**TASK:** Each entry below should be reproduced character for character.

**EXERCISE MATERIALS:**
+ + + +

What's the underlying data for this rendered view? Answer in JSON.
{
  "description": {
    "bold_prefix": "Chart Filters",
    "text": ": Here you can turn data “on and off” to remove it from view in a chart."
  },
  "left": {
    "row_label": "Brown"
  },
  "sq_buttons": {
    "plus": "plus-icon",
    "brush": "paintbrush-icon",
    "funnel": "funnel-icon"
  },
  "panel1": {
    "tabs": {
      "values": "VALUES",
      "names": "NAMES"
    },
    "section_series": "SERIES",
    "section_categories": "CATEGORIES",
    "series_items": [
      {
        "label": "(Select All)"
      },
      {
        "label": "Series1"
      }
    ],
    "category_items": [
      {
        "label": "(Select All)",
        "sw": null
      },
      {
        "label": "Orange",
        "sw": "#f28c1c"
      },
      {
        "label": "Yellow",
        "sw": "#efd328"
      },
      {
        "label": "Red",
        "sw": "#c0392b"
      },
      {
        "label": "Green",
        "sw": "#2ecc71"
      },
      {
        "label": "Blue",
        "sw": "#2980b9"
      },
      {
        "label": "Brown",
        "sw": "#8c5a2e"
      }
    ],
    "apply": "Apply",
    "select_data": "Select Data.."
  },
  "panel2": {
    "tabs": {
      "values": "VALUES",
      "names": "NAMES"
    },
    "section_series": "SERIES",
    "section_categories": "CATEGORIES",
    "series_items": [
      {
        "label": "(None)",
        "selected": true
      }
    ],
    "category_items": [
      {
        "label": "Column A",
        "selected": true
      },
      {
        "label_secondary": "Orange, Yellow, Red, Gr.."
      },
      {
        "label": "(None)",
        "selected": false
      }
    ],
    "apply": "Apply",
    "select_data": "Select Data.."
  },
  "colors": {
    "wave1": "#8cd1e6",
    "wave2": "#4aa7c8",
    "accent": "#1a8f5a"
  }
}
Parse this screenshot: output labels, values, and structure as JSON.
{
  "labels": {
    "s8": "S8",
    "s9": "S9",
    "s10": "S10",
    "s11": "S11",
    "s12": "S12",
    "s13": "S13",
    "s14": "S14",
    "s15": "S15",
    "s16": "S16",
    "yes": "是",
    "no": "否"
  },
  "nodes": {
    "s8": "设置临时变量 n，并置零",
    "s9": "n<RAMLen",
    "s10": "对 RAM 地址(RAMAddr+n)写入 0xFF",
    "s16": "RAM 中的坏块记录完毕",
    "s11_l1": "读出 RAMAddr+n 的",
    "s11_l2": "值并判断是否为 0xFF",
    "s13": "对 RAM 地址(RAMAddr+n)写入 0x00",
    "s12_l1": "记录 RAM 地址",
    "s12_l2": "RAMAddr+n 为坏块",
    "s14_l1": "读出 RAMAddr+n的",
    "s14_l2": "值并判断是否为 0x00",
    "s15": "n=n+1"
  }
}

+ + + +

**EXERCISE ANSWER:**
What's the underlying data for this rendered view? Answer in JSON.
{
  "description": {
    "bold_prefix": "Chart Filters",
    "text": ": Here you can turn data “on and off” to remove it from view in a chart."
  },
  "left": {
    "row_label": "Brown"
  },
  "sq_buttons": {
    "plus": "plus-icon",
    "brush": "paintbrush-icon",
    "funnel": "funnel-icon"
  },
  "panel1": {
    "tabs": {
      "values": "VALUES",
      "names": "NAMES"
    },
    "section_series": "SERIES",
    "section_categories": "CATEGORIES",
    "series_items": [
      {
        "label": "(Select All)"
      },
      {
        "label": "Series1"
      }
    ],
    "category_items": [
      {
        "label": "(Select All)",
        "sw": null
      },
      {
        "label": "Orange",
        "sw": "#f28c1c"
      },
      {
        "label": "Yellow",
        "sw": "#efd328"
      },
      {
        "label": "Red",
        "sw": "#c0392b"
      },
      {
        "label": "Green",
        "sw": "#2ecc71"
      },
      {
        "label": "Blue",
        "sw": "#2980b9"
      },
      {
        "label": "Brown",
        "sw": "#8c5a2e"
      }
    ],
    "apply": "Apply",
    "select_data": "Select Data.."
  },
  "panel2": {
    "tabs": {
      "values": "VALUES",
      "names": "NAMES"
    },
    "section_series": "SERIES",
    "section_categories": "CATEGORIES",
    "series_items": [
      {
        "label": "(None)",
        "selected": true
      }
    ],
    "category_items": [
      {
        "label": "Column A",
        "selected": true
      },
      {
        "label_secondary": "Orange, Yellow, Red, Gr.."
      },
      {
        "label": "(None)",
        "selected": false
      }
    ],
    "apply": "Apply",
    "select_data": "Select Data.."
  },
  "colors": {
    "wave1": "#8cd1e6",
    "wave2": "#4aa7c8",
    "accent": "#1a8f5a"
  }
}
Parse this screenshot: output labels, values, and structure as JSON.
{
  "labels": {
    "s8": "S8",
    "s9": "S9",
    "s10": "S10",
    "s11": "S11",
    "s12": "S12",
    "s13": "S13",
    "s14": "S14",
    "s15": "S15",
    "s16": "S16",
    "yes": "是",
    "no": "否"
  },
  "nodes": {
    "s8": "设置临时变量 n，并置零",
    "s9": "n<RAMLen",
    "s10": "对 RAM 地址(RAMAddr+n)写入 0xFF",
    "s16": "RAM 中的坏块记录完毕",
    "s11_l1": "读出 RAMAddr+n 的",
    "s11_l2": "值并判断是否为 0xFF",
    "s13": "对 RAM 地址(RAMAddr+n)写入 0x00",
    "s12_l1": "记录 RAM 地址",
    "s12_l2": "RAMAddr+n 为坏块",
    "s14_l1": "读出 RAMAddr+n的",
    "s14_l2": "值并判断是否为 0x00",
    "s15": "n=n+1"
  }
}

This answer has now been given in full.